What you have to do: Go line by line through the entries below and count those containing the string "into"; give only the count.

Data shown:

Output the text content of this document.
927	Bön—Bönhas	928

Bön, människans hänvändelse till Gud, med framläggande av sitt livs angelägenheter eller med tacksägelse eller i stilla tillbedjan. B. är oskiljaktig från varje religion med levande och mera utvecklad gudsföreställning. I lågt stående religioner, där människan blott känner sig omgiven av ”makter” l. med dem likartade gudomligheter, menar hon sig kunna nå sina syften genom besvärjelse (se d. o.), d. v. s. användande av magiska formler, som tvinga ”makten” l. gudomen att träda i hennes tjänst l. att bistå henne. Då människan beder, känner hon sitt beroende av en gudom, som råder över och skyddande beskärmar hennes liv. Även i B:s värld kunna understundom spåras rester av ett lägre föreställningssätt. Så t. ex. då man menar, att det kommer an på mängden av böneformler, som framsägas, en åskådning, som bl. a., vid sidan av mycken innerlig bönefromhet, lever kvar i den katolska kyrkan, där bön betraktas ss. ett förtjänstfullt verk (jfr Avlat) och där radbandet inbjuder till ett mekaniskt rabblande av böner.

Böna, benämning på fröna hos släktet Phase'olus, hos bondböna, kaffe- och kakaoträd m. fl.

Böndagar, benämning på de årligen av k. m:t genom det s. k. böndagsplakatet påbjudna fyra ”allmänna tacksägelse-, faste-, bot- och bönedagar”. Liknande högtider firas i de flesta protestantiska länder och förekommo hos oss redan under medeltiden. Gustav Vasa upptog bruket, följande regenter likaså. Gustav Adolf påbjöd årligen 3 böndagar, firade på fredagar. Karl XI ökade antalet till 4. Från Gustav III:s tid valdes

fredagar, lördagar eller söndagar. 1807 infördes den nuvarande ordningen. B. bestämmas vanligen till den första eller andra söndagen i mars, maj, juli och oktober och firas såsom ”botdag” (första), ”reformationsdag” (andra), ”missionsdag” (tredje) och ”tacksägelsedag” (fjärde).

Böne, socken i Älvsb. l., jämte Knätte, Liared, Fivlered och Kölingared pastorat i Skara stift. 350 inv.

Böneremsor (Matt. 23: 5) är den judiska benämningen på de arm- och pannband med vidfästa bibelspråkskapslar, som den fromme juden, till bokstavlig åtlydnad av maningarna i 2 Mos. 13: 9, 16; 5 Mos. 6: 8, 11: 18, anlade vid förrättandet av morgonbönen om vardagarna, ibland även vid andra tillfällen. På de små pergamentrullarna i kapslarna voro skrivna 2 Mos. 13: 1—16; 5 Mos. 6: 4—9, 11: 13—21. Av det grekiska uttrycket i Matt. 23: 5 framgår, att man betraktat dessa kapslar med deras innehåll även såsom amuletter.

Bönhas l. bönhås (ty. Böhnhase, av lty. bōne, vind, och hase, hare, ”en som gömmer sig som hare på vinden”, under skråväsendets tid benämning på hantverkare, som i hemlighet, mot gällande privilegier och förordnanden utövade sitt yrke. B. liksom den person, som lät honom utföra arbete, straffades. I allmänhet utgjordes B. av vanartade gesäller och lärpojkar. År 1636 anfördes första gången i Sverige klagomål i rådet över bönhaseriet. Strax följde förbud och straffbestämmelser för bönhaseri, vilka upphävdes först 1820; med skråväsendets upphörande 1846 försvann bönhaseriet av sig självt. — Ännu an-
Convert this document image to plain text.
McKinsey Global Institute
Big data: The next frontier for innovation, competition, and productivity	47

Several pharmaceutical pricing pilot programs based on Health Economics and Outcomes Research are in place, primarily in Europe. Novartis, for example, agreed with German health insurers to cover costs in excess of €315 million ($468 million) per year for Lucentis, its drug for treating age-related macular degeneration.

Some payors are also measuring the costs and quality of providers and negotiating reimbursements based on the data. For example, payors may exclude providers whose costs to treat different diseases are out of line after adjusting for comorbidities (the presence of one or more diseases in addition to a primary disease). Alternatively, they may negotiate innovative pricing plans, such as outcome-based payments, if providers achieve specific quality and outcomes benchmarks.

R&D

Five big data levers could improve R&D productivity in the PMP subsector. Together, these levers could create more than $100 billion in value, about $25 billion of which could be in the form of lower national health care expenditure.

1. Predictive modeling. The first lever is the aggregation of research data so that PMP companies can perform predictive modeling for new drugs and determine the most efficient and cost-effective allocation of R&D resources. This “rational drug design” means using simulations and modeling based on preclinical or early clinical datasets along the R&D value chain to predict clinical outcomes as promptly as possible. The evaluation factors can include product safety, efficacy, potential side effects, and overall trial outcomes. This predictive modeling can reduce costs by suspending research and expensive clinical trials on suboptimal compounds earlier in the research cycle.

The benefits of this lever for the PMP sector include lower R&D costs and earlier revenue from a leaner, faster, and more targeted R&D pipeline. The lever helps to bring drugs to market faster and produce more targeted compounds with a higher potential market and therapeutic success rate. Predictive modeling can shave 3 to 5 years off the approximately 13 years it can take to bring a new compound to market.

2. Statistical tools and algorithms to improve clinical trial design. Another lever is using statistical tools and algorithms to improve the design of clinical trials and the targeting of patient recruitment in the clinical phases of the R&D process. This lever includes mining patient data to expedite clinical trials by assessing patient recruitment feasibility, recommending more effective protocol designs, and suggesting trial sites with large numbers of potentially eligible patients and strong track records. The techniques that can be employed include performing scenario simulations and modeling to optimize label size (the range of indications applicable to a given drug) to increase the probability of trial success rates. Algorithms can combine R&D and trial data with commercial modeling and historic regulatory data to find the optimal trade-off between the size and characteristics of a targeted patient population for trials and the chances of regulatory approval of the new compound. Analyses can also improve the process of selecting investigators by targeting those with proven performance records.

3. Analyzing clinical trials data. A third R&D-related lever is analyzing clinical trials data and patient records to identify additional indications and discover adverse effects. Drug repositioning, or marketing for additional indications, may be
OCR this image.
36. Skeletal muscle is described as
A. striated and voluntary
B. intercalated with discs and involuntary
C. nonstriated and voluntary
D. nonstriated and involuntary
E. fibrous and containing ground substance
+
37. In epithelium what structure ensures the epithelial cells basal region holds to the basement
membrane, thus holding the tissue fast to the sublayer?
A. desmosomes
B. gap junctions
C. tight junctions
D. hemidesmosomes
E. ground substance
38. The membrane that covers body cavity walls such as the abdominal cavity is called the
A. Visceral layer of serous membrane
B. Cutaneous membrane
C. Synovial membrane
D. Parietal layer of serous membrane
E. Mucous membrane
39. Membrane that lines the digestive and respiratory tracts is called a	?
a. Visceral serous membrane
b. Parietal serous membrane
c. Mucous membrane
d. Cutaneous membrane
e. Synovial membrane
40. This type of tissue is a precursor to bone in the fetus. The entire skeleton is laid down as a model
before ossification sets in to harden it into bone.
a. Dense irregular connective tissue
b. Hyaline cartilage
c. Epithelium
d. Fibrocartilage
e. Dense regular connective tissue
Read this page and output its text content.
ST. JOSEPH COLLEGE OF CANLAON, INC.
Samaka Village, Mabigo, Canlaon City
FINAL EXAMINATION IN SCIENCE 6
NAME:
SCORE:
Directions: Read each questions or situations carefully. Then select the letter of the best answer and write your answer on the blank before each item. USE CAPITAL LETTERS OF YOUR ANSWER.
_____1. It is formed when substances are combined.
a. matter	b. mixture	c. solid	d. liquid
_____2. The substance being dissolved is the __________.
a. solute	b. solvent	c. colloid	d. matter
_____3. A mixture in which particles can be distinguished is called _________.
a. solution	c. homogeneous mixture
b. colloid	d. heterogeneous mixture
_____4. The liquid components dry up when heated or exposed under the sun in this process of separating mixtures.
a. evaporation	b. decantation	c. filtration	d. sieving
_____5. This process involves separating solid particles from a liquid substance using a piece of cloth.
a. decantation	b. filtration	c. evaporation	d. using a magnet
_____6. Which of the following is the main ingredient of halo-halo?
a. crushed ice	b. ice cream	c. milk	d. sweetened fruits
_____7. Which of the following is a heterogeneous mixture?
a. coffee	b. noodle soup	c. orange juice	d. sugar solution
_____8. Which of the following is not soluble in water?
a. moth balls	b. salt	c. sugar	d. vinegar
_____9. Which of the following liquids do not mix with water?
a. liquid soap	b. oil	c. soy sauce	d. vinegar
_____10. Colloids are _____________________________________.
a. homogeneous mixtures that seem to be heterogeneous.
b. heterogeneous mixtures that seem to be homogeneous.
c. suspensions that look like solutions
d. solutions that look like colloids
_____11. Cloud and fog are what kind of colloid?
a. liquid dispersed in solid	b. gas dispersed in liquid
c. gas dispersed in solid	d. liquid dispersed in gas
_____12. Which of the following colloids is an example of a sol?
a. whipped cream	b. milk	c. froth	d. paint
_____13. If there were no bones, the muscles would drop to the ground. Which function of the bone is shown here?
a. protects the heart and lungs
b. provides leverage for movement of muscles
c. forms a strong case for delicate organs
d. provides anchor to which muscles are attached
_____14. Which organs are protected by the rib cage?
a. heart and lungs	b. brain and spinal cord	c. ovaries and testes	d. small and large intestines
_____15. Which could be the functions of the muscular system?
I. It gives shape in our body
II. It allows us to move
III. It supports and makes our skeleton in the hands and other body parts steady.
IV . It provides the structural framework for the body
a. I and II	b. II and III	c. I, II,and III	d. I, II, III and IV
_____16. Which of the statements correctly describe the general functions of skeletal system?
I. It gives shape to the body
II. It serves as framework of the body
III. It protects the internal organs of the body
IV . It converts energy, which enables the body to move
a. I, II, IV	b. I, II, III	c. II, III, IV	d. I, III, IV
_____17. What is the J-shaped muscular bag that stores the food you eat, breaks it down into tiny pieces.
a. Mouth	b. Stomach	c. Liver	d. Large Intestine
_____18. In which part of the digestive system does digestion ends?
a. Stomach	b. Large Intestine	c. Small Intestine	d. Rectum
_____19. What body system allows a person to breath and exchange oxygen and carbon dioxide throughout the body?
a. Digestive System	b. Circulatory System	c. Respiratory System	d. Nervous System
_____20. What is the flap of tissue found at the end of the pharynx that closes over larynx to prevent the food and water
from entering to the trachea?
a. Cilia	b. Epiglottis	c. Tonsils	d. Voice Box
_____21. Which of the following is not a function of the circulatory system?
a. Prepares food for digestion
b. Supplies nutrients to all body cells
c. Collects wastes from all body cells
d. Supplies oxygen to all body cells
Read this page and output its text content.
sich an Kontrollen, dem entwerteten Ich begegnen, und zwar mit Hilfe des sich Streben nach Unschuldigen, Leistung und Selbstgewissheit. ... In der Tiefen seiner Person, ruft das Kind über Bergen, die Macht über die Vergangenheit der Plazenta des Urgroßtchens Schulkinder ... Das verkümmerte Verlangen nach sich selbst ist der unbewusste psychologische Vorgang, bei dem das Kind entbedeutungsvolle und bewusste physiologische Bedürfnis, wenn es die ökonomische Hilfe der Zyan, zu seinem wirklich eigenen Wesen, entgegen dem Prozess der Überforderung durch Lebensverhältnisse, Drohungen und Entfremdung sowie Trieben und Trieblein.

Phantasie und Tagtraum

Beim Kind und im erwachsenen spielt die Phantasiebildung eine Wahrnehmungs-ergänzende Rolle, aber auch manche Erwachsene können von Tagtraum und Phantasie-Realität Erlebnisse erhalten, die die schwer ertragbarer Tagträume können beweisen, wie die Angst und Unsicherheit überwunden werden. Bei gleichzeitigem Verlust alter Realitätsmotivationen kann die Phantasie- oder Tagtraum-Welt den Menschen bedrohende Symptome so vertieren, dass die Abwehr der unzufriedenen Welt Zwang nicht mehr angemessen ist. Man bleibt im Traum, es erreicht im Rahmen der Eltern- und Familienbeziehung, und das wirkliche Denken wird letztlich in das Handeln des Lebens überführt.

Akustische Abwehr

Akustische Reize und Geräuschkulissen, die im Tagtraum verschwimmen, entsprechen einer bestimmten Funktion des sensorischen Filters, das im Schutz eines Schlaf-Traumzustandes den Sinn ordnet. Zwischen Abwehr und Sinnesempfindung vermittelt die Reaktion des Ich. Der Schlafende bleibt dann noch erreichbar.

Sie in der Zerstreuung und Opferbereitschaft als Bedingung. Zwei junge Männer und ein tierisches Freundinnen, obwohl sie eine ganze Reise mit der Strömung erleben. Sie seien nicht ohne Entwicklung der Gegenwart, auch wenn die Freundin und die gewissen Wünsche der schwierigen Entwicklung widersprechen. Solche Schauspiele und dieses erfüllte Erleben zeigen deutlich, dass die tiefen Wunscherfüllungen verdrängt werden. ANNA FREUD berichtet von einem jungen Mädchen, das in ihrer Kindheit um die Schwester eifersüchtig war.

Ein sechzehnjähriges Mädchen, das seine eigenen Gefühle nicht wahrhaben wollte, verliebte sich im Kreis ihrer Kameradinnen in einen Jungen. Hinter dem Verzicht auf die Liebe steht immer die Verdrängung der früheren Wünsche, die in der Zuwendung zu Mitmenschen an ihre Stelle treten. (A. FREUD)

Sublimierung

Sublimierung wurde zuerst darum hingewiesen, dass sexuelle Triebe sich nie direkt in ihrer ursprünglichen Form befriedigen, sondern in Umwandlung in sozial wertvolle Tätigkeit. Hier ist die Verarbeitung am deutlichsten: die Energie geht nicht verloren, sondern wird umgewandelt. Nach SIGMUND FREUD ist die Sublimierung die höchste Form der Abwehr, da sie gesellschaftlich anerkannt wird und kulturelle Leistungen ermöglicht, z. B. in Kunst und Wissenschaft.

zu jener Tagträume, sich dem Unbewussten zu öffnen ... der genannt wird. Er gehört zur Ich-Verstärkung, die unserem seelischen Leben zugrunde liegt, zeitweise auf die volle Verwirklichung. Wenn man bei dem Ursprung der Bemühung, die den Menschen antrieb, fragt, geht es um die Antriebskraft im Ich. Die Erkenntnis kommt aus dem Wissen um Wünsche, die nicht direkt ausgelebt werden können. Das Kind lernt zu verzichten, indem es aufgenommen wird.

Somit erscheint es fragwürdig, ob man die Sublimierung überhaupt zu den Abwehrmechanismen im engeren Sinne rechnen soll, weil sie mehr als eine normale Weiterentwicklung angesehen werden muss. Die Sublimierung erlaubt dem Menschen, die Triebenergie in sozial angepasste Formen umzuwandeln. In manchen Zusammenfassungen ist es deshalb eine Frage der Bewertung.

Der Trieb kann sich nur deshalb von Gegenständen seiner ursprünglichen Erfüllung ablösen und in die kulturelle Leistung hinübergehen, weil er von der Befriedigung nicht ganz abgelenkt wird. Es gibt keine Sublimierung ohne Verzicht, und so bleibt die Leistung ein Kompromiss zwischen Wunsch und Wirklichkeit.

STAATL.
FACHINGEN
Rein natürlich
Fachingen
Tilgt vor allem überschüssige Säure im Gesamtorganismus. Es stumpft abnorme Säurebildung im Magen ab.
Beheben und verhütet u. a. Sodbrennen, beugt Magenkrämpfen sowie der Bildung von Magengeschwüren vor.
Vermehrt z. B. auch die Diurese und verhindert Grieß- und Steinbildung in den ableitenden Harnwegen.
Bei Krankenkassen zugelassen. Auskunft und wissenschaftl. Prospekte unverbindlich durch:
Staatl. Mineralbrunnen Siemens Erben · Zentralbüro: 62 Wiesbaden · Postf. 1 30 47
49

Task output: 2